• **Short exercise**: Copy out the data below, from the very first line down to the line with "scale-table: EF 0", both of those lines included.

• **Information provided**:

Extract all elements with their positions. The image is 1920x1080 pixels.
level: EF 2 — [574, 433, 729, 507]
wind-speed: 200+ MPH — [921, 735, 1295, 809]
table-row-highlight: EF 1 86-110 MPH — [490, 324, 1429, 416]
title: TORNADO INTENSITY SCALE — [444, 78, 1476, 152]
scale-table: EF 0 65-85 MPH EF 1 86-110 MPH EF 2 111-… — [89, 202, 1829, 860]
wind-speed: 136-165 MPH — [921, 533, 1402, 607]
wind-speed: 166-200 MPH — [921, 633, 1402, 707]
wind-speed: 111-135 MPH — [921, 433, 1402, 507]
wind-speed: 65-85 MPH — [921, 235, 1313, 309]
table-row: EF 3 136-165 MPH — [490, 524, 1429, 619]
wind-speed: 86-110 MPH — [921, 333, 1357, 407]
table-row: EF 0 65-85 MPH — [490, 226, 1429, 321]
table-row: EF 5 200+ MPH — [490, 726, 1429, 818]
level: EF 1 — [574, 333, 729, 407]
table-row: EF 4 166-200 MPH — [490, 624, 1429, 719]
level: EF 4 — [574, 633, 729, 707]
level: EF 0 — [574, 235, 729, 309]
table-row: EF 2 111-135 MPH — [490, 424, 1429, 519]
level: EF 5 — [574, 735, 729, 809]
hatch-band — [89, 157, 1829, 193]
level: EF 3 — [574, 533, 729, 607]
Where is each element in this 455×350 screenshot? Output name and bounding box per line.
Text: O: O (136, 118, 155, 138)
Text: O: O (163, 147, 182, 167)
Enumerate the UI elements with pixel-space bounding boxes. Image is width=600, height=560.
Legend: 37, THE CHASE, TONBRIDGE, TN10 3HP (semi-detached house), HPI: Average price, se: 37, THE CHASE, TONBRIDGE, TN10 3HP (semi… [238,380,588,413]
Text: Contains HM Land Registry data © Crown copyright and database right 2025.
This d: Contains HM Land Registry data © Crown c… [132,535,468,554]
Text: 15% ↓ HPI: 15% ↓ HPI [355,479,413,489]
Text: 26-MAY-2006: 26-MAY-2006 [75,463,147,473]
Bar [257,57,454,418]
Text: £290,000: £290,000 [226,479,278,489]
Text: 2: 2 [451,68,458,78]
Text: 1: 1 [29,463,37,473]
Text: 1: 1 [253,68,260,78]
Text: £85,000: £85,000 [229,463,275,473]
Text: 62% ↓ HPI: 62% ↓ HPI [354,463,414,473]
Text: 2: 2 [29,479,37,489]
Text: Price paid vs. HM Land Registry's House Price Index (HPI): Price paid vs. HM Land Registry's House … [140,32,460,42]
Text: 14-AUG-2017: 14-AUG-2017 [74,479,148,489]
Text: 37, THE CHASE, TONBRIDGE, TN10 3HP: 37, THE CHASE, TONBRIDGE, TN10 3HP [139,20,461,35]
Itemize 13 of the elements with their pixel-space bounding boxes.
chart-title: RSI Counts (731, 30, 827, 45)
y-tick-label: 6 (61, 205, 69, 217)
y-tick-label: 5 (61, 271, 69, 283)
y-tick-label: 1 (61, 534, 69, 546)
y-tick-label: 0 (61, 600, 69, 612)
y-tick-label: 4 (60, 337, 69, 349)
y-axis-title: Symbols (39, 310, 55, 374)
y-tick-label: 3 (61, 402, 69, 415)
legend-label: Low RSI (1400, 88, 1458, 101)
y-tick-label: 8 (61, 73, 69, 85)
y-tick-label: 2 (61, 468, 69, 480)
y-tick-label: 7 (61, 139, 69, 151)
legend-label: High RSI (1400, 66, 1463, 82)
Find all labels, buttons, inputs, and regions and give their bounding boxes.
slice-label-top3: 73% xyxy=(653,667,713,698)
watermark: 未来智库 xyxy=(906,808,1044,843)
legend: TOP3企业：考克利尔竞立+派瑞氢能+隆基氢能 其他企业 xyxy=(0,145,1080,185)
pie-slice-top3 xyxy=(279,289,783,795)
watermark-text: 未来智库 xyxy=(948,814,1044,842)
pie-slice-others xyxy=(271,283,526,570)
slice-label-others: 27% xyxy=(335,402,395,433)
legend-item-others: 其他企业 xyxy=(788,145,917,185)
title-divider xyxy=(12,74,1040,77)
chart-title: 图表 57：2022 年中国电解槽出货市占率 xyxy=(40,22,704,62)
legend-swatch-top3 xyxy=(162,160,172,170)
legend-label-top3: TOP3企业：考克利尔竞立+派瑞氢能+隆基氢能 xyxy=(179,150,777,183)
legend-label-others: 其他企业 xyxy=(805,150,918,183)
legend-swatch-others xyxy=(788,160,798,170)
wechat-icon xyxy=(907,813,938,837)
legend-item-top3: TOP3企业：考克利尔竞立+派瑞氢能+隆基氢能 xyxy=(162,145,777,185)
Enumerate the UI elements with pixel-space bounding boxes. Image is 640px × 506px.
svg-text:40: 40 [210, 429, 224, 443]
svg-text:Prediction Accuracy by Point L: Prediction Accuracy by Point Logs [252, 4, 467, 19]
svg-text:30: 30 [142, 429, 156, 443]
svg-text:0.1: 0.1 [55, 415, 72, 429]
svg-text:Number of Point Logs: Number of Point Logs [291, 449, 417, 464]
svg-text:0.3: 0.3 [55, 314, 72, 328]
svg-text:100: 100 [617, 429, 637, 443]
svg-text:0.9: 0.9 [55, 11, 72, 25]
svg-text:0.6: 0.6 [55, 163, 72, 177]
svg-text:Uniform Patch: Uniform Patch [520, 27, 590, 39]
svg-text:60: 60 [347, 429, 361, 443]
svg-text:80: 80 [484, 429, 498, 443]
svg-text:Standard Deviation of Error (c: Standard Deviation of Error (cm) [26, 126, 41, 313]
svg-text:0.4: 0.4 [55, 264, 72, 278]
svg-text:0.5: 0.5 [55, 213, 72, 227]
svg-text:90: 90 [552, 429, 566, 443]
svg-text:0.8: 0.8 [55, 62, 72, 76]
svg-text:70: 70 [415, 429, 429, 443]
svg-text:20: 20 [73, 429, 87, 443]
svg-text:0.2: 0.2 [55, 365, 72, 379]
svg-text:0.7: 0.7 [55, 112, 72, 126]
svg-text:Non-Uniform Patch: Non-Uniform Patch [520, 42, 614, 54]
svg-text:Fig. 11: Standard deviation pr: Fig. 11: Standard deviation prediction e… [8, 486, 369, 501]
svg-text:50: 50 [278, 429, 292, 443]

• **Response to this task**:
Extract all elements with their positions. The image is 1920x1080 pixels.
level: EF 2 — [574, 433, 729, 507]
wind-speed: 200+ MPH — [921, 735, 1295, 809]
table-row-highlight: EF 1 86-110 MPH — [490, 324, 1429, 416]
title: TORNADO INTENSITY SCALE — [444, 78, 1476, 152]
scale-table: EF 0 65-85 MPH EF 1 86-110 MPH EF 2 111-… — [89, 202, 1829, 860]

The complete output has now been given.